* [EXERCISE DIRECTIONS]: Extract all lines that hold the string "object".

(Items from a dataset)
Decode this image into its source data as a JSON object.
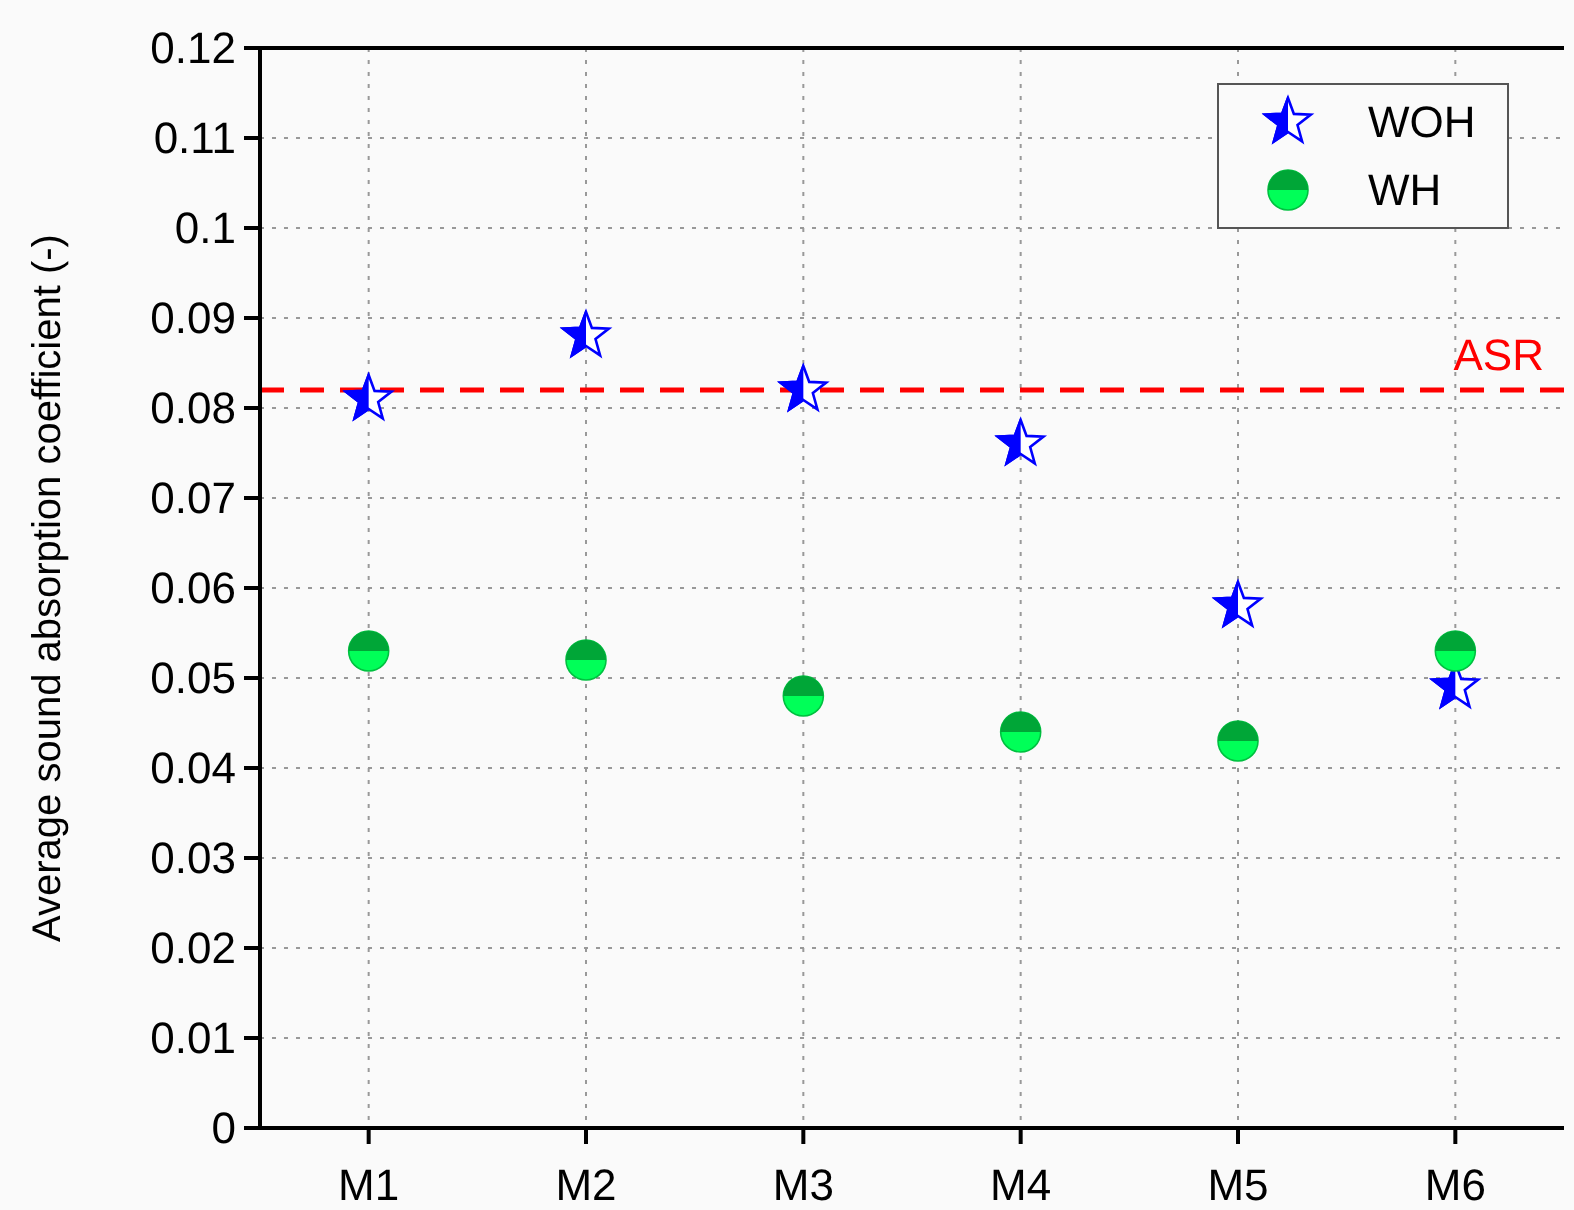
{
  "chart_data": {
    "type": "scatter",
    "ylabel": "Average sound absorption coefficient (-)",
    "categories": [
      "M1",
      "M2",
      "M3",
      "M4",
      "M5",
      "M6"
    ],
    "series": [
      {
        "name": "WOH",
        "color": "#0000ff",
        "marker": "star",
        "values": [
          0.081,
          0.088,
          0.082,
          0.076,
          0.058,
          0.049
        ]
      },
      {
        "name": "WH",
        "color": "#00c040",
        "marker": "circle",
        "values": [
          0.053,
          0.052,
          0.048,
          0.044,
          0.043,
          0.053
        ]
      }
    ],
    "ylim": [
      0,
      0.12
    ],
    "yticks": [
      0,
      0.01,
      0.02,
      0.03,
      0.04,
      0.05,
      0.06,
      0.07,
      0.08,
      0.09,
      0.1,
      0.11,
      0.12
    ],
    "ref_lines": [
      {
        "axis": "y",
        "value": 0.082,
        "label": "ASR",
        "color": "#ff0000",
        "line_style": "dashed"
      }
    ],
    "grid": true,
    "legend": "top right"
  }
}
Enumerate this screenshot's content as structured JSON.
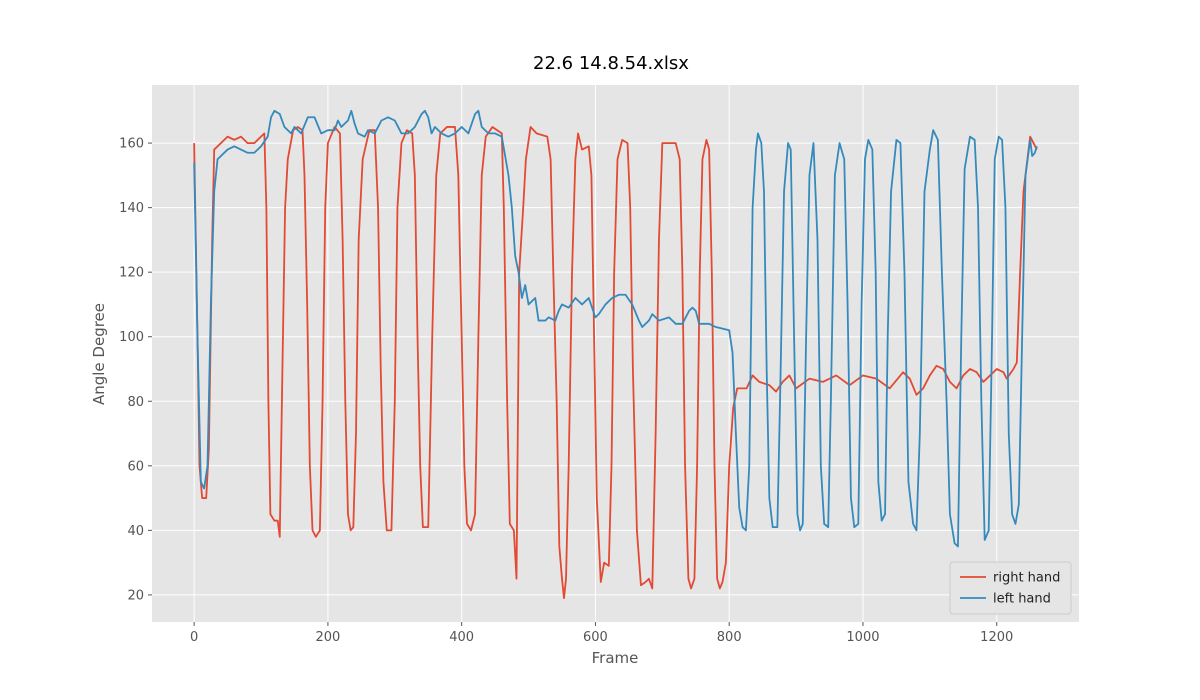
{
  "chart_data": {
    "type": "line",
    "title": "22.6 14.8.54.xlsx",
    "x_label": "Frame",
    "y_label": "Angle Degree",
    "xlim": [
      -63,
      1323
    ],
    "ylim": [
      11.6,
      178.0
    ],
    "xticks": [
      0,
      200,
      400,
      600,
      800,
      1000,
      1200
    ],
    "yticks": [
      20,
      40,
      60,
      80,
      100,
      120,
      140,
      160
    ],
    "grid": true,
    "legend": "lower right",
    "series": [
      {
        "name": "right hand",
        "color": "#E24A33",
        "x": [
          0,
          5,
          8,
          12,
          18,
          22,
          27,
          30,
          40,
          50,
          60,
          70,
          80,
          90,
          100,
          105,
          108,
          111,
          114,
          120,
          125,
          128,
          132,
          136,
          140,
          148,
          155,
          162,
          165,
          169,
          173,
          177,
          182,
          188,
          192,
          196,
          200,
          210,
          218,
          222,
          226,
          230,
          234,
          238,
          242,
          246,
          252,
          262,
          270,
          275,
          279,
          283,
          288,
          295,
          300,
          304,
          310,
          318,
          326,
          330,
          334,
          338,
          342,
          350,
          356,
          362,
          368,
          378,
          390,
          395,
          400,
          404,
          408,
          414,
          420,
          425,
          430,
          436,
          446,
          460,
          463,
          468,
          472,
          478,
          482,
          486,
          492,
          496,
          503,
          512,
          528,
          533,
          537,
          542,
          546,
          550,
          553,
          556,
          560,
          565,
          570,
          574,
          580,
          590,
          594,
          598,
          602,
          608,
          613,
          620,
          624,
          628,
          633,
          640,
          648,
          652,
          656,
          662,
          668,
          675,
          680,
          685,
          690,
          695,
          700,
          710,
          720,
          726,
          730,
          734,
          739,
          743,
          748,
          752,
          756,
          760,
          766,
          770,
          774,
          778,
          782,
          786,
          790,
          795,
          800,
          806,
          812,
          820,
          826,
          835,
          845,
          860,
          870,
          880,
          890,
          900,
          920,
          940,
          960,
          980,
          1000,
          1020,
          1040,
          1060,
          1070,
          1080,
          1090,
          1100,
          1110,
          1120,
          1130,
          1140,
          1150,
          1160,
          1170,
          1180,
          1190,
          1200,
          1210,
          1215,
          1225,
          1230,
          1235,
          1240,
          1250,
          1255,
          1260
        ],
        "values": [
          160,
          100,
          60,
          50,
          50,
          65,
          130,
          158,
          160,
          162,
          161,
          162,
          160,
          160,
          162,
          163,
          140,
          80,
          45,
          43,
          43,
          38,
          90,
          140,
          155,
          164,
          165,
          164,
          150,
          110,
          60,
          40,
          38,
          40,
          80,
          140,
          160,
          165,
          163,
          130,
          80,
          45,
          40,
          41,
          70,
          130,
          155,
          164,
          164,
          140,
          90,
          55,
          40,
          40,
          80,
          140,
          160,
          164,
          163,
          150,
          100,
          60,
          41,
          41,
          100,
          150,
          163,
          165,
          165,
          150,
          100,
          60,
          42,
          40,
          45,
          100,
          150,
          162,
          165,
          163,
          140,
          80,
          42,
          40,
          25,
          120,
          140,
          155,
          165,
          163,
          162,
          155,
          120,
          80,
          35,
          25,
          19,
          25,
          60,
          120,
          155,
          163,
          158,
          159,
          150,
          100,
          50,
          24,
          30,
          29,
          60,
          120,
          155,
          161,
          160,
          140,
          90,
          40,
          23,
          24,
          25,
          22,
          70,
          130,
          160,
          160,
          160,
          155,
          120,
          60,
          25,
          22,
          25,
          60,
          120,
          155,
          161,
          158,
          120,
          60,
          25,
          22,
          24,
          30,
          60,
          78,
          84,
          84,
          84,
          88,
          86,
          85,
          83,
          86,
          88,
          84,
          87,
          86,
          88,
          85,
          88,
          87,
          84,
          89,
          87,
          82,
          84,
          88,
          91,
          90,
          86,
          84,
          88,
          90,
          89,
          86,
          88,
          90,
          89,
          87,
          90,
          92,
          120,
          145,
          162,
          160,
          158
        ]
      },
      {
        "name": "left hand",
        "color": "#348ABD",
        "x": [
          0,
          5,
          10,
          15,
          20,
          25,
          30,
          35,
          50,
          60,
          70,
          80,
          90,
          100,
          110,
          115,
          120,
          128,
          135,
          145,
          150,
          160,
          170,
          180,
          190,
          200,
          210,
          215,
          220,
          230,
          235,
          240,
          245,
          255,
          260,
          270,
          280,
          290,
          300,
          305,
          310,
          320,
          330,
          340,
          345,
          350,
          355,
          360,
          370,
          380,
          390,
          400,
          410,
          420,
          425,
          430,
          440,
          450,
          460,
          470,
          475,
          480,
          485,
          490,
          495,
          500,
          510,
          515,
          525,
          530,
          540,
          545,
          550,
          560,
          570,
          580,
          590,
          600,
          605,
          615,
          625,
          635,
          645,
          655,
          665,
          670,
          680,
          685,
          695,
          710,
          720,
          730,
          740,
          745,
          750,
          755,
          765,
          770,
          780,
          800,
          805,
          810,
          815,
          820,
          825,
          830,
          835,
          840,
          843,
          848,
          852,
          856,
          860,
          865,
          872,
          876,
          882,
          888,
          892,
          897,
          902,
          906,
          910,
          915,
          920,
          926,
          932,
          937,
          942,
          948,
          952,
          958,
          965,
          972,
          977,
          982,
          987,
          993,
          998,
          1003,
          1008,
          1014,
          1019,
          1023,
          1028,
          1033,
          1037,
          1042,
          1050,
          1056,
          1062,
          1068,
          1075,
          1080,
          1085,
          1092,
          1100,
          1105,
          1112,
          1118,
          1125,
          1130,
          1137,
          1142,
          1147,
          1152,
          1160,
          1167,
          1172,
          1177,
          1182,
          1188,
          1193,
          1197,
          1203,
          1208,
          1213,
          1218,
          1223,
          1228,
          1233,
          1238,
          1243,
          1250,
          1253,
          1257,
          1260
        ],
        "values": [
          154,
          100,
          55,
          53,
          60,
          110,
          145,
          155,
          158,
          159,
          158,
          157,
          157,
          159,
          162,
          168,
          170,
          169,
          165,
          163,
          165,
          163,
          168,
          168,
          163,
          164,
          164,
          167,
          165,
          167,
          170,
          166,
          163,
          162,
          164,
          163,
          167,
          168,
          167,
          165,
          163,
          163,
          165,
          169,
          170,
          168,
          163,
          165,
          163,
          162,
          163,
          165,
          163,
          169,
          170,
          165,
          163,
          163,
          162,
          150,
          140,
          125,
          120,
          112,
          116,
          110,
          112,
          105,
          105,
          106,
          105,
          108,
          110,
          109,
          112,
          110,
          112,
          106,
          107,
          110,
          112,
          113,
          113,
          110,
          105,
          103,
          105,
          107,
          105,
          106,
          104,
          104,
          108,
          109,
          108,
          104,
          104,
          104,
          103,
          102,
          95,
          70,
          47,
          41,
          40,
          60,
          140,
          158,
          163,
          160,
          145,
          90,
          50,
          41,
          41,
          80,
          145,
          160,
          158,
          100,
          45,
          40,
          42,
          100,
          150,
          160,
          130,
          60,
          42,
          41,
          80,
          150,
          160,
          155,
          110,
          50,
          41,
          42,
          110,
          155,
          161,
          158,
          120,
          55,
          43,
          45,
          100,
          145,
          161,
          160,
          120,
          55,
          42,
          40,
          70,
          145,
          158,
          164,
          161,
          120,
          80,
          45,
          36,
          35,
          100,
          152,
          162,
          161,
          140,
          80,
          37,
          40,
          100,
          155,
          162,
          161,
          140,
          70,
          45,
          42,
          48,
          100,
          150,
          161,
          156,
          157,
          159
        ]
      }
    ]
  }
}
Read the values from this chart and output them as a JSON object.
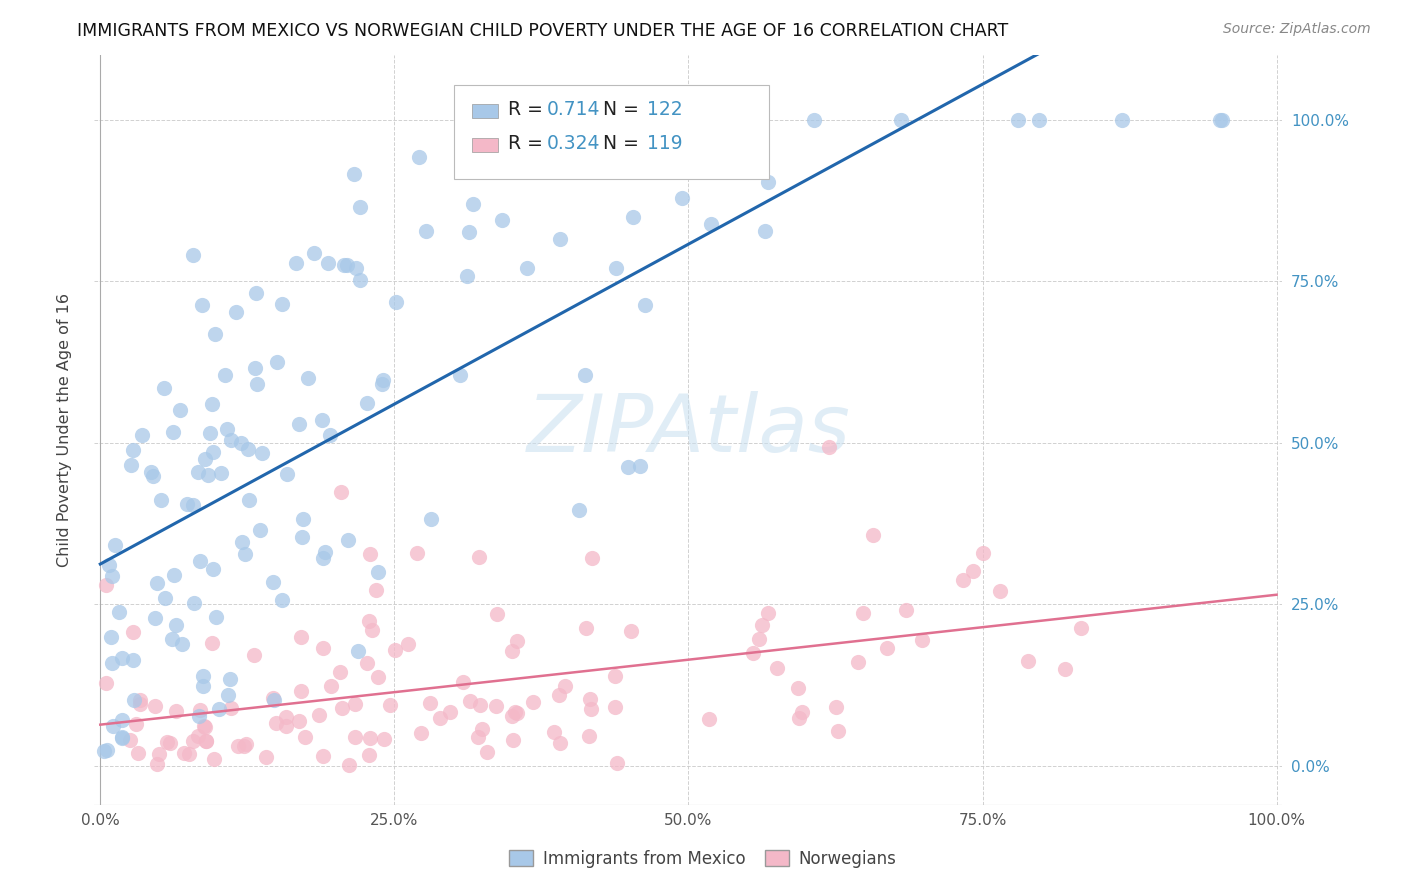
{
  "title": "IMMIGRANTS FROM MEXICO VS NORWEGIAN CHILD POVERTY UNDER THE AGE OF 16 CORRELATION CHART",
  "source": "Source: ZipAtlas.com",
  "ylabel": "Child Poverty Under the Age of 16",
  "watermark": "ZIPAtlas",
  "legend_blue_r": "0.714",
  "legend_blue_n": "122",
  "legend_pink_r": "0.324",
  "legend_pink_n": "119",
  "legend_label_blue": "Immigrants from Mexico",
  "legend_label_pink": "Norwegians",
  "blue_scatter_color": "#a8c8e8",
  "pink_scatter_color": "#f4b8c8",
  "blue_line_color": "#2166ac",
  "pink_line_color": "#e07090",
  "r_n_color": "#4393c3",
  "title_fontsize": 12.5,
  "source_fontsize": 10,
  "blue_N": 122,
  "pink_N": 119
}
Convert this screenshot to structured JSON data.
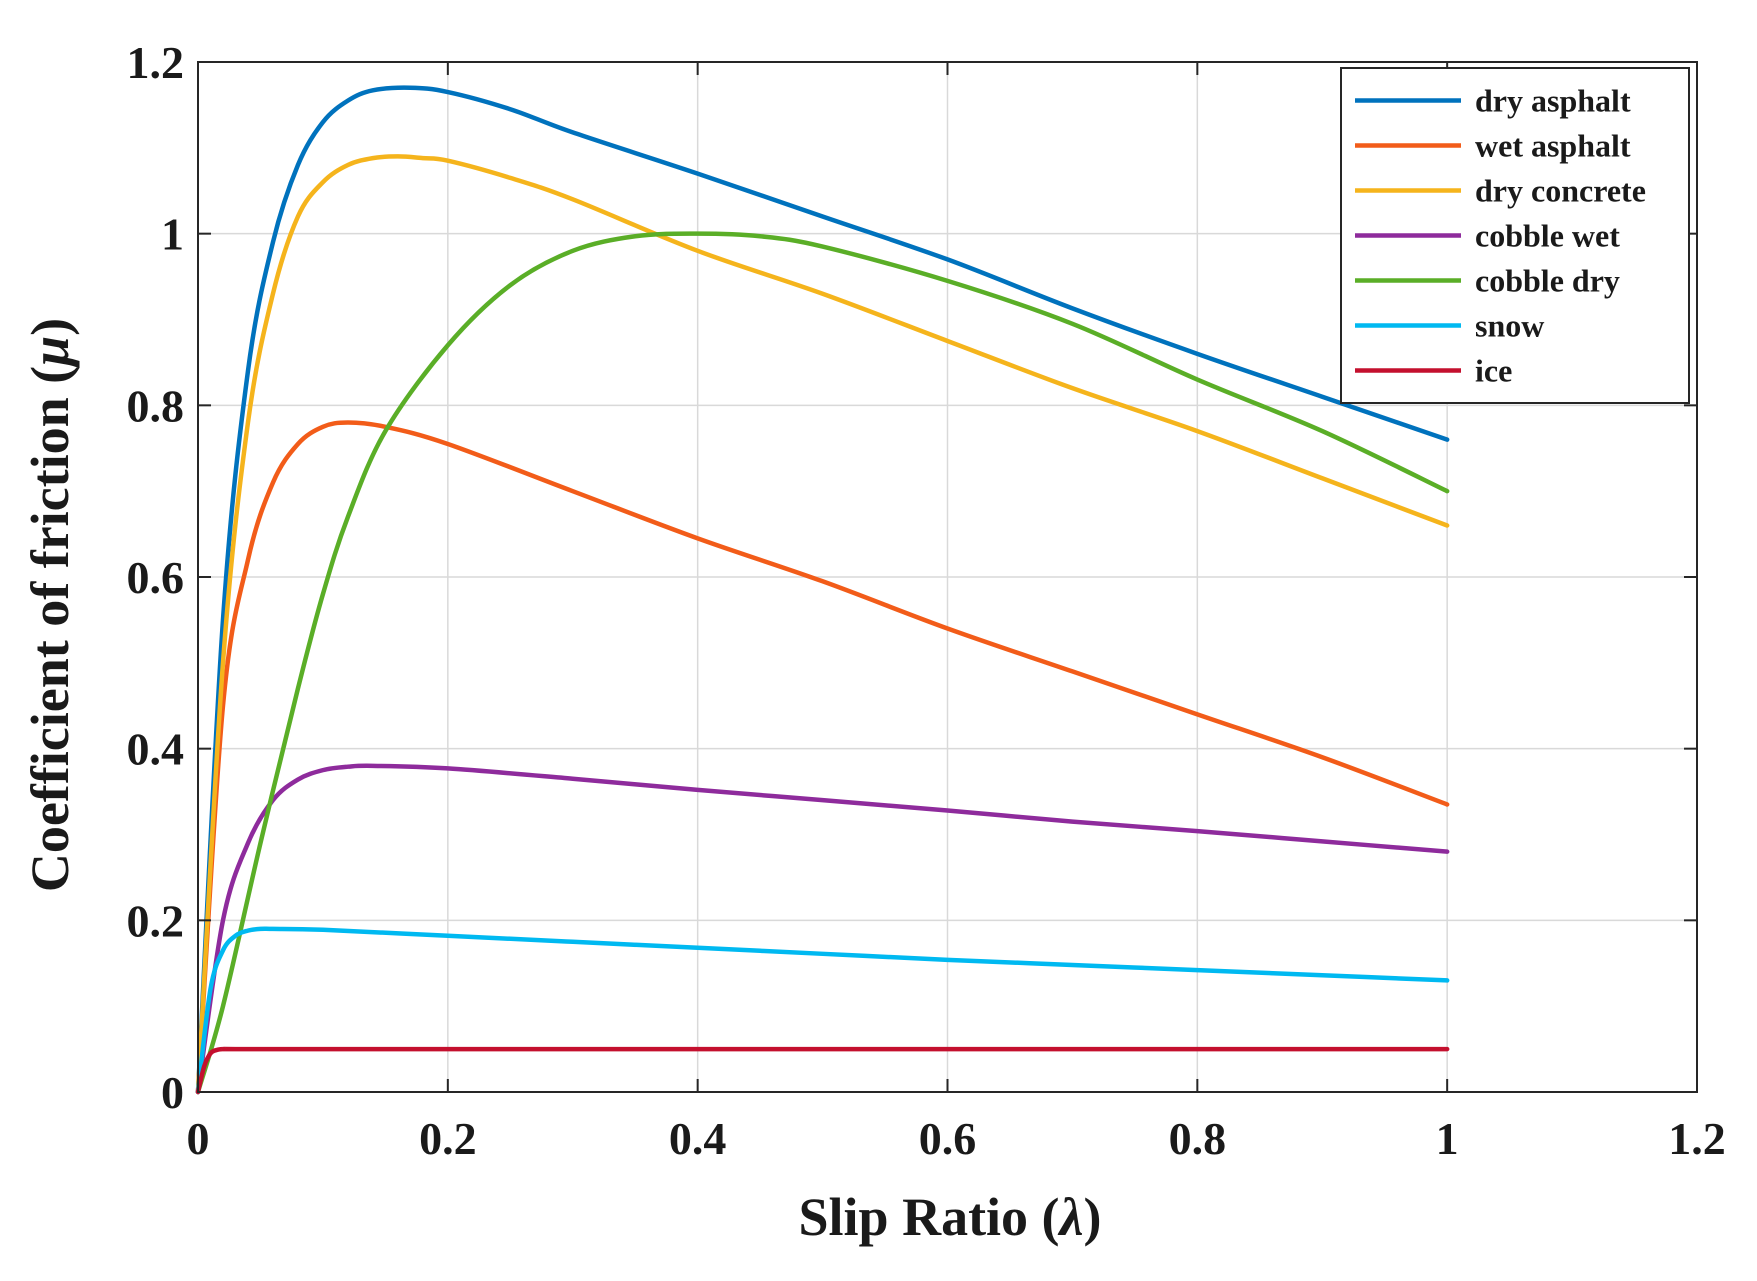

* [FINISHED TASK]:
Decode this image into its source data as a JSON object.
Read the values from this chart and output them as a JSON object.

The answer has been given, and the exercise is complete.